Each line below should be reproduced without any alteration.

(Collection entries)
★ ★ ★ ★ ★

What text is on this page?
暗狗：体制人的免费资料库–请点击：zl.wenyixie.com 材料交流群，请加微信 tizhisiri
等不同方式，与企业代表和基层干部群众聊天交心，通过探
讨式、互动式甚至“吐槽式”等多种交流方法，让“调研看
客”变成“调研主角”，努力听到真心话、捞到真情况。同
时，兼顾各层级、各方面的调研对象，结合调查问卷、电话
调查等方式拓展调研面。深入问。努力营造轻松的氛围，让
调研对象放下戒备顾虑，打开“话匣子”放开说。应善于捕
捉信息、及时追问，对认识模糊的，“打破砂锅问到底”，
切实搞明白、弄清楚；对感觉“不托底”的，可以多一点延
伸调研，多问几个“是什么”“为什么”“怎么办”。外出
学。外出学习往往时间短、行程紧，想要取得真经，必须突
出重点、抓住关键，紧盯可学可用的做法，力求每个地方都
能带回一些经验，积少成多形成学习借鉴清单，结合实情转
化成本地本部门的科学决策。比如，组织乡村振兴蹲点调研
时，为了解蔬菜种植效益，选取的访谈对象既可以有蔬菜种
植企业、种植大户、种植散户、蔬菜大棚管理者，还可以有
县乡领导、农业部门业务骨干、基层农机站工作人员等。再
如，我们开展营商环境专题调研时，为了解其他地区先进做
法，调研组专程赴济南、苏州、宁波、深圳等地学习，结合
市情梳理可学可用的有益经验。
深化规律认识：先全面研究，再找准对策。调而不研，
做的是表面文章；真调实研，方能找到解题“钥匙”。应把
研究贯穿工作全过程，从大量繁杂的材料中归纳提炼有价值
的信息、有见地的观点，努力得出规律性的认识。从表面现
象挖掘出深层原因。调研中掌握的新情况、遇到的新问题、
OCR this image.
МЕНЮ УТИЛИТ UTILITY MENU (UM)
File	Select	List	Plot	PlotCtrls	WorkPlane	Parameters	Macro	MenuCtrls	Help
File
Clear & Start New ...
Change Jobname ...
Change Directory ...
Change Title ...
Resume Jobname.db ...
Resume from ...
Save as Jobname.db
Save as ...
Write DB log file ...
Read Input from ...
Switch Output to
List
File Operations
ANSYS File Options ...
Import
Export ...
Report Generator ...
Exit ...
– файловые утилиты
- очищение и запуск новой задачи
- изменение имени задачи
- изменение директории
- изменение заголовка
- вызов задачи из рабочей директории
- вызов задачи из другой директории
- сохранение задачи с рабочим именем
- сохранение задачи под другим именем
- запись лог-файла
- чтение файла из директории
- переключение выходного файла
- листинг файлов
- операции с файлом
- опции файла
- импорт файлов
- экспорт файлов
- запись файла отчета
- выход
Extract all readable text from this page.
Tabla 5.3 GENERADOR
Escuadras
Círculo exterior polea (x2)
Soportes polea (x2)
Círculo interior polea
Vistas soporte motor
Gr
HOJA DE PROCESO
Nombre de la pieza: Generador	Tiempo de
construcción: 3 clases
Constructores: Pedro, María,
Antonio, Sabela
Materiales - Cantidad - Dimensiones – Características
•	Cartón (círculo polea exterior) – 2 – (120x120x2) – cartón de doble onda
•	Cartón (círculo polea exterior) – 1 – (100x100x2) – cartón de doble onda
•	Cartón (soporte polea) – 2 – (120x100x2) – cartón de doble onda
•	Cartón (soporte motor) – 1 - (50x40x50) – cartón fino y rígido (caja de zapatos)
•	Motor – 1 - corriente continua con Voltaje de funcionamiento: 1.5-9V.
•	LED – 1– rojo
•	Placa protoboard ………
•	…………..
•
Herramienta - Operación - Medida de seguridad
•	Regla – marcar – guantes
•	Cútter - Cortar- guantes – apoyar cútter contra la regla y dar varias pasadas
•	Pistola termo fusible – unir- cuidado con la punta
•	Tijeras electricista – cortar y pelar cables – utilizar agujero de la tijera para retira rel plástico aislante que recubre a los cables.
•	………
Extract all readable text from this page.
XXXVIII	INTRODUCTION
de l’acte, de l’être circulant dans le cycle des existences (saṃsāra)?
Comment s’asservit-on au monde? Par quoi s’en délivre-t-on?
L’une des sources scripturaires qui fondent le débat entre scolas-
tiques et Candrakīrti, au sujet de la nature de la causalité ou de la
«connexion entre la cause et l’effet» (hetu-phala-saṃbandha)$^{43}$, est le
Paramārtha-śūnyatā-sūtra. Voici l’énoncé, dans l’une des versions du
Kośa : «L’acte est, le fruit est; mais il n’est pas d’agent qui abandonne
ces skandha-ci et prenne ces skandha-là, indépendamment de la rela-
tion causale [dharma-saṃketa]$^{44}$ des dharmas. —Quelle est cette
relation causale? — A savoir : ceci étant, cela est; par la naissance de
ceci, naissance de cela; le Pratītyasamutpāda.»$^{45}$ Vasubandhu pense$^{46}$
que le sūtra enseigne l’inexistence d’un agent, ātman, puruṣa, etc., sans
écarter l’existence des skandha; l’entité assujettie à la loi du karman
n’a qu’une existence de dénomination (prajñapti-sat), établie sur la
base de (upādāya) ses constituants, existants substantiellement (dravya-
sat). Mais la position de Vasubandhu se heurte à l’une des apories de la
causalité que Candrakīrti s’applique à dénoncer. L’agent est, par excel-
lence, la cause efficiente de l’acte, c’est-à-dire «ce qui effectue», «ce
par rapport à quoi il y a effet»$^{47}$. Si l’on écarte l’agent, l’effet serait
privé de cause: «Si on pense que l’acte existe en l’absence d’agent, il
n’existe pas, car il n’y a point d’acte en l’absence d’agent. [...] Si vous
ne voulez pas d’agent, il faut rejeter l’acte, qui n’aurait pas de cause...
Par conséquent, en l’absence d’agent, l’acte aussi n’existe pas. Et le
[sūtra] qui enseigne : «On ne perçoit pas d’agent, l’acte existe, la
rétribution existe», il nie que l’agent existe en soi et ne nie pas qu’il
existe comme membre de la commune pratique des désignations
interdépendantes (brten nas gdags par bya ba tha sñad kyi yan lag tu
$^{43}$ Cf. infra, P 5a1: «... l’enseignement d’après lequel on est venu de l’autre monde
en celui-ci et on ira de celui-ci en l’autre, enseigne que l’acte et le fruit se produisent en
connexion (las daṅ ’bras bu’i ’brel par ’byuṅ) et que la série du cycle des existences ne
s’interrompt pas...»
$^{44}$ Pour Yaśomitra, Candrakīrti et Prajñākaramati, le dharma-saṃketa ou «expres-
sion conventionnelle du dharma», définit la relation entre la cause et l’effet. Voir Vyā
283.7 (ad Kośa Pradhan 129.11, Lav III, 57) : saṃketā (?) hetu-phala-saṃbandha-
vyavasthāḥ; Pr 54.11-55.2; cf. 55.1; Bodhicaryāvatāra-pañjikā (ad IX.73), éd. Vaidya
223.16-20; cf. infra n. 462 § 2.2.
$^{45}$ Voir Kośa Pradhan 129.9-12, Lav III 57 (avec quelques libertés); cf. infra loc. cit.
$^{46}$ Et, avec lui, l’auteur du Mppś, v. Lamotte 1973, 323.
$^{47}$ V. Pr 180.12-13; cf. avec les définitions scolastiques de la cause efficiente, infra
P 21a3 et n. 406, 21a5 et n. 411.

★ ★ ★ ★ ★

WRITTEN ANSWER:
What text is on this page?
暗狗：体制人的免费资料库–请点击：zl.wenyixie.com 材料交流群，请加微信 tizhisiri
等不同方式，与企业代表和基层干部群众聊天交心，通过探
讨式、互动式甚至“吐槽式”等多种交流方法，让“调研看
客”变成“调研主角”，努力听到真心话、捞到真情况。同
时，兼顾各层级、各方面的调研对象，结合调查问卷、电话
调查等方式拓展调研面。深入问。努力营造轻松的氛围，让
调研对象放下戒备顾虑，打开“话匣子”放开说。应善于捕
捉信息、及时追问，对认识模糊的，“打破砂锅问到底”，
切实搞明白、弄清楚；对感觉“不托底”的，可以多一点延
伸调研，多问几个“是什么”“为什么”“怎么办”。外出
学。外出学习往往时间短、行程紧，想要取得真经，必须突
出重点、抓住关键，紧盯可学可用的做法，力求每个地方都
能带回一些经验，积少成多形成学习借鉴清单，结合实情转
化成本地本部门的科学决策。比如，组织乡村振兴蹲点调研
时，为了解蔬菜种植效益，选取的访谈对象既可以有蔬菜种
植企业、种植大户、种植散户、蔬菜大棚管理者，还可以有
县乡领导、农业部门业务骨干、基层农机站工作人员等。再
如，我们开展营商环境专题调研时，为了解其他地区先进做
法，调研组专程赴济南、苏州、宁波、深圳等地学习，结合
市情梳理可学可用的有益经验。
深化规律认识：先全面研究，再找准对策。调而不研，
做的是表面文章；真调实研，方能找到解题“钥匙”。应把
研究贯穿工作全过程，从大量繁杂的材料中归纳提炼有价值
的信息、有见地的观点，努力得出规律性的认识。从表面现
象挖掘出深层原因。调研中掌握的新情况、遇到的新问题、
OCR this image.
МЕНЮ УТИЛИТ UTILITY MENU (UM)
File	Select	List	Plot	PlotCtrls	WorkPlane	Parameters	Macro	MenuCtrls	Help
File
Clear & Start New ...
Change Jobname ...
Change Directory ...
Change Title ...
Resume Jobname.db ...
Resume from ...
Save as Jobname.db
Save as ...
Write DB log file ...
Read Input from ...
Switch Output to
List
File Operations
ANSYS File Options ...
Import
Export ...
Report Generator ...
Exit ...
– файловые утилиты
- очищение и запуск новой задачи
- изменение имени задачи
- изменение директории
- изменение заголовка
- вызов задачи из рабочей директории
- вызов задачи из другой директории
- сохранение задачи с рабочим именем
- сохранение задачи под другим именем
- запись лог-файла
- чтение файла из директории
- переключение выходного файла
- листинг файлов
- операции с файлом
- опции файла
- импорт файлов
- экспорт файлов
- запись файла отчета
- выход
Extract all readable text from this page.
Tabla 5.3 GENERADOR
Escuadras
Círculo exterior polea (x2)
Soportes polea (x2)
Círculo interior polea
Vistas soporte motor
Gr
HOJA DE PROCESO
Nombre de la pieza: Generador	Tiempo de
construcción: 3 clases
Constructores: Pedro, María,
Antonio, Sabela
Materiales - Cantidad - Dimensiones – Características
•	Cartón (círculo polea exterior) – 2 – (120x120x2) – cartón de doble onda
•	Cartón (círculo polea exterior) – 1 – (100x100x2) – cartón de doble onda
•	Cartón (soporte polea) – 2 – (120x100x2) – cartón de doble onda
•	Cartón (soporte motor) – 1 - (50x40x50) – cartón fino y rígido (caja de zapatos)
•	Motor – 1 - corriente continua con Voltaje de funcionamiento: 1.5-9V.
•	LED – 1– rojo
•	Placa protoboard ………
•	…………..
•
Herramienta - Operación - Medida de seguridad
•	Regla – marcar – guantes
•	Cútter - Cortar- guantes – apoyar cútter contra la regla y dar varias pasadas
•	Pistola termo fusible – unir- cuidado con la punta
•	Tijeras electricista – cortar y pelar cables – utilizar agujero de la tijera para retira rel plástico aislante que recubre a los cables.
•	………
Extract all readable text from this page.
XXXVIII	INTRODUCTION
de l’acte, de l’être circulant dans le cycle des existences (saṃsāra)?
Comment s’asservit-on au monde? Par quoi s’en délivre-t-on?
L’une des sources scripturaires qui fondent le débat entre scolas-
tiques et Candrakīrti, au sujet de la nature de la causalité ou de la
«connexion entre la cause et l’effet» (hetu-phala-saṃbandha)$^{43}$, est le
Paramārtha-śūnyatā-sūtra. Voici l’énoncé, dans l’une des versions du
Kośa : «L’acte est, le fruit est; mais il n’est pas d’agent qui abandonne
ces skandha-ci et prenne ces skandha-là, indépendamment de la rela-
tion causale [dharma-saṃketa]$^{44}$ des dharmas. —Quelle est cette
relation causale? — A savoir : ceci étant, cela est; par la naissance de
ceci, naissance de cela; le Pratītyasamutpāda.»$^{45}$ Vasubandhu pense$^{46}$
que le sūtra enseigne l’inexistence d’un agent, ātman, puruṣa, etc., sans
écarter l’existence des skandha; l’entité assujettie à la loi du karman
n’a qu’une existence de dénomination (prajñapti-sat), établie sur la
base de (upādāya) ses constituants, existants substantiellement (dravya-
sat). Mais la position de Vasubandhu se heurte à l’une des apories de la
causalité que Candrakīrti s’applique à dénoncer. L’agent est, par excel-
lence, la cause efficiente de l’acte, c’est-à-dire «ce qui effectue», «ce
par rapport à quoi il y a effet»$^{47}$. Si l’on écarte l’agent, l’effet serait
privé de cause: «Si on pense que l’acte existe en l’absence d’agent, il
n’existe pas, car il n’y a point d’acte en l’absence d’agent. [...] Si vous
ne voulez pas d’agent, il faut rejeter l’acte, qui n’aurait pas de cause...
Par conséquent, en l’absence d’agent, l’acte aussi n’existe pas. Et le
[sūtra] qui enseigne : «On ne perçoit pas d’agent, l’acte existe, la
rétribution existe», il nie que l’agent existe en soi et ne nie pas qu’il
existe comme membre de la commune pratique des désignations
interdépendantes (brten nas gdags par bya ba tha sñad kyi yan lag tu
$^{43}$ Cf. infra, P 5a1: «... l’enseignement d’après lequel on est venu de l’autre monde
en celui-ci et on ira de celui-ci en l’autre, enseigne que l’acte et le fruit se produisent en
connexion (las daṅ ’bras bu’i ’brel par ’byuṅ) et que la série du cycle des existences ne
s’interrompt pas...»
$^{44}$ Pour Yaśomitra, Candrakīrti et Prajñākaramati, le dharma-saṃketa ou «expres-
sion conventionnelle du dharma», définit la relation entre la cause et l’effet. Voir Vyā
283.7 (ad Kośa Pradhan 129.11, Lav III, 57) : saṃketā (?) hetu-phala-saṃbandha-
vyavasthāḥ; Pr 54.11-55.2; cf. 55.1; Bodhicaryāvatāra-pañjikā (ad IX.73), éd. Vaidya
223.16-20; cf. infra n. 462 § 2.2.
$^{45}$ Voir Kośa Pradhan 129.9-12, Lav III 57 (avec quelques libertés); cf. infra loc. cit.
$^{46}$ Et, avec lui, l’auteur du Mppś, v. Lamotte 1973, 323.
$^{47}$ V. Pr 180.12-13; cf. avec les définitions scolastiques de la cause efficiente, infra
P 21a3 et n. 406, 21a5 et n. 411.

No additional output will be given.